Supplied material =
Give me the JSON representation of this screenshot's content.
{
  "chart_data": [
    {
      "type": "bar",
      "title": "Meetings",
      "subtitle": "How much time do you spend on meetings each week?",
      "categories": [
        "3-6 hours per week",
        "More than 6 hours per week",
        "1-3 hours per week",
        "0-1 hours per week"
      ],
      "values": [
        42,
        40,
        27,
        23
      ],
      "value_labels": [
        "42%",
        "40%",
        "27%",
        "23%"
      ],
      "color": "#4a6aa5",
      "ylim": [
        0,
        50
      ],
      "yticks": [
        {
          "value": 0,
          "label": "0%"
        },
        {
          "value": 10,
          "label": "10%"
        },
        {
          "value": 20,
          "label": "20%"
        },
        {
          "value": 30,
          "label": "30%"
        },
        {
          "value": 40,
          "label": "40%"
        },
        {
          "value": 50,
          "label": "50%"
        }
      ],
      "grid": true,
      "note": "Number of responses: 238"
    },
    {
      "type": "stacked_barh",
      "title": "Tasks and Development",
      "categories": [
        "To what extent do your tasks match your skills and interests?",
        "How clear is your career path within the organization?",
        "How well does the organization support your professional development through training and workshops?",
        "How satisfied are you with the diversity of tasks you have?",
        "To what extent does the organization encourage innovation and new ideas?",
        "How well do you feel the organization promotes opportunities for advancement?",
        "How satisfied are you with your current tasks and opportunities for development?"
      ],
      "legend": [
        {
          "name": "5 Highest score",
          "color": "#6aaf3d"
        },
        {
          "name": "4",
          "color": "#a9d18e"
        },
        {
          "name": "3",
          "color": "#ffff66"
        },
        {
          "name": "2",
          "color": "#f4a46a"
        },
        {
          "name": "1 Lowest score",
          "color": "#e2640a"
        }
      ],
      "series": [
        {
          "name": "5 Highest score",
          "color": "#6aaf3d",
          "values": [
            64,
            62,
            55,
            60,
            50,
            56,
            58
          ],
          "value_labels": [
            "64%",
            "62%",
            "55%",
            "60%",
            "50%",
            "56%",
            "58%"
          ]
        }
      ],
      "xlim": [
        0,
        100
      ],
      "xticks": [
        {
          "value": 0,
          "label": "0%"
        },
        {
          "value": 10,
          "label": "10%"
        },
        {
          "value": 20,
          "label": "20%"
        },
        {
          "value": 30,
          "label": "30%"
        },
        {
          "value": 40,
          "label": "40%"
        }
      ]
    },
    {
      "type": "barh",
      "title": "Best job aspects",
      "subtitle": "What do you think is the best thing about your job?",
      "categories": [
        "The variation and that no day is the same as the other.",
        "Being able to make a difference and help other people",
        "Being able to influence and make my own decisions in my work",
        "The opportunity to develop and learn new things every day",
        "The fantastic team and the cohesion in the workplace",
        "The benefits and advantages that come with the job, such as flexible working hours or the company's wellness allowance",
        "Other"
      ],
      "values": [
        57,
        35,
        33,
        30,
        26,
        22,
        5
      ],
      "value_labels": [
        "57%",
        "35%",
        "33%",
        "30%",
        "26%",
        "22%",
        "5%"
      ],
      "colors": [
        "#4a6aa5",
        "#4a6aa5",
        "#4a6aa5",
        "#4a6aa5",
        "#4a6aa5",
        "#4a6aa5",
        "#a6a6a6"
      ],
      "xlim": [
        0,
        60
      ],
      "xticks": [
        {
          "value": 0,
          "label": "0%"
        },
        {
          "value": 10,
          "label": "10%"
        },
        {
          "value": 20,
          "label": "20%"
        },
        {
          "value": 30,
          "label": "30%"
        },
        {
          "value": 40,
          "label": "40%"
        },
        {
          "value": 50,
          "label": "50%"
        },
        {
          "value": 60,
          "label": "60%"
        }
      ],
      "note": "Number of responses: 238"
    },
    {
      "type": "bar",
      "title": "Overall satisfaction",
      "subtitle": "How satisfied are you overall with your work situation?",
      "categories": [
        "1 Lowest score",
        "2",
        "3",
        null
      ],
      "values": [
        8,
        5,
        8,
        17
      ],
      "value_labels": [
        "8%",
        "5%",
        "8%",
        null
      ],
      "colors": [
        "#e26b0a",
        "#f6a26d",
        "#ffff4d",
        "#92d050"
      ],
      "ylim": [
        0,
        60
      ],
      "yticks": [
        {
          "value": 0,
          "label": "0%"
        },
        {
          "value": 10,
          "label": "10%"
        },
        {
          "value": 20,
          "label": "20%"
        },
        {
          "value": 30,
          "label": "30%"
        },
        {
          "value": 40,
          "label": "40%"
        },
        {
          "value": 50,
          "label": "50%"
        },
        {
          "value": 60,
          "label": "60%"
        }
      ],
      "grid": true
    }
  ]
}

Task requirements = Write out the full listing exactly as given.

Output =
Give me the JSON representation of this screenshot's content.
{
  "chart_data": [
    {
      "type": "bar",
      "title": "Meetings",
      "subtitle": "How much time do you spend on meetings each week?",
      "categories": [
        "3-6 hours per week",
        "More than 6 hours per week",
        "1-3 hours per week",
        "0-1 hours per week"
      ],
      "values": [
        42,
        40,
        27,
        23
      ],
      "value_labels": [
        "42%",
        "40%",
        "27%",
        "23%"
      ],
      "color": "#4a6aa5",
      "ylim": [
        0,
        50
      ],
      "yticks": [
        {
          "value": 0,
          "label": "0%"
        },
        {
          "value": 10,
          "label": "10%"
        },
        {
          "value": 20,
          "label": "20%"
        },
        {
          "value": 30,
          "label": "30%"
        },
        {
          "value": 40,
          "label": "40%"
        },
        {
          "value": 50,
          "label": "50%"
        }
      ],
      "grid": true,
      "note": "Number of responses: 238"
    },
    {
      "type": "stacked_barh",
      "title": "Tasks and Development",
      "categories": [
        "To what extent do your tasks match your skills and interests?",
        "How clear is your career path within the organization?",
        "How well does the organization support your professional development through training and workshops?",
        "How satisfied are you with the diversity of tasks you have?",
        "To what extent does the organization encourage innovation and new ideas?",
        "How well do you feel the organization promotes opportunities for advancement?",
        "How satisfied are you with your current tasks and opportunities for development?"
      ],
      "legend": [
        {
          "name": "5 Highest score",
          "color": "#6aaf3d"
        },
        {
          "name": "4",
          "color": "#a9d18e"
        },
        {
          "name": "3",
          "color": "#ffff66"
        },
        {
          "name": "2",
          "color": "#f4a46a"
        },
        {
          "name": "1 Lowest score",
          "color": "#e2640a"
        }
      ],
      "series": [
        {
          "name": "5 Highest score",
          "color": "#6aaf3d",
          "values": [
            64,
            62,
            55,
            60,
            50,
            56,
            58
          ],
          "value_labels": [
            "64%",
            "62%",
            "55%",
            "60%",
            "50%",
            "56%",
            "58%"
          ]
        }
      ],
      "xlim": [
        0,
        100
      ],
      "xticks": [
        {
          "value": 0,
          "label": "0%"
        },
        {
          "value": 10,
          "label": "10%"
        },
        {
          "value": 20,
          "label": "20%"
        },
        {
          "value": 30,
          "label": "30%"
        },
        {
          "value": 40,
          "label": "40%"
        }
      ]
    },
    {
      "type": "barh",
      "title": "Best job aspects",
      "subtitle": "What do you think is the best thing about your job?",
      "categories": [
        "The variation and that no day is the same as the other.",
        "Being able to make a difference and help other people",
        "Being able to influence and make my own decisions in my work",
        "The opportunity to develop and learn new things every day",
        "The fantastic team and the cohesion in the workplace",
        "The benefits and advantages that come with the job, such as flexible working hours or the company's wellness allowance",
        "Other"
      ],
      "values": [
        57,
        35,
        33,
        30,
        26,
        22,
        5
      ],
      "value_labels": [
        "57%",
        "35%",
        "33%",
        "30%",
        "26%",
        "22%",
        "5%"
      ],
      "colors": [
        "#4a6aa5",
        "#4a6aa5",
        "#4a6aa5",
        "#4a6aa5",
        "#4a6aa5",
        "#4a6aa5",
        "#a6a6a6"
      ],
      "xlim": [
        0,
        60
      ],
      "xticks": [
        {
          "value": 0,
          "label": "0%"
        },
        {
          "value": 10,
          "label": "10%"
        },
        {
          "value": 20,
          "label": "20%"
        },
        {
          "value": 30,
          "label": "30%"
        },
        {
          "value": 40,
          "label": "40%"
        },
        {
          "value": 50,
          "label": "50%"
        },
        {
          "value": 60,
          "label": "60%"
        }
      ],
      "note": "Number of responses: 238"
    },
    {
      "type": "bar",
      "title": "Overall satisfaction",
      "subtitle": "How satisfied are you overall with your work situation?",
      "categories": [
        "1 Lowest score",
        "2",
        "3",
        null
      ],
      "values": [
        8,
        5,
        8,
        17
      ],
      "value_labels": [
        "8%",
        "5%",
        "8%",
        null
      ],
      "colors": [
        "#e26b0a",
        "#f6a26d",
        "#ffff4d",
        "#92d050"
      ],
      "ylim": [
        0,
        60
      ],
      "yticks": [
        {
          "value": 0,
          "label": "0%"
        },
        {
          "value": 10,
          "label": "10%"
        },
        {
          "value": 20,
          "label": "20%"
        },
        {
          "value": 30,
          "label": "30%"
        },
        {
          "value": 40,
          "label": "40%"
        },
        {
          "value": 50,
          "label": "50%"
        },
        {
          "value": 60,
          "label": "60%"
        }
      ],
      "grid": true
    }
  ]
}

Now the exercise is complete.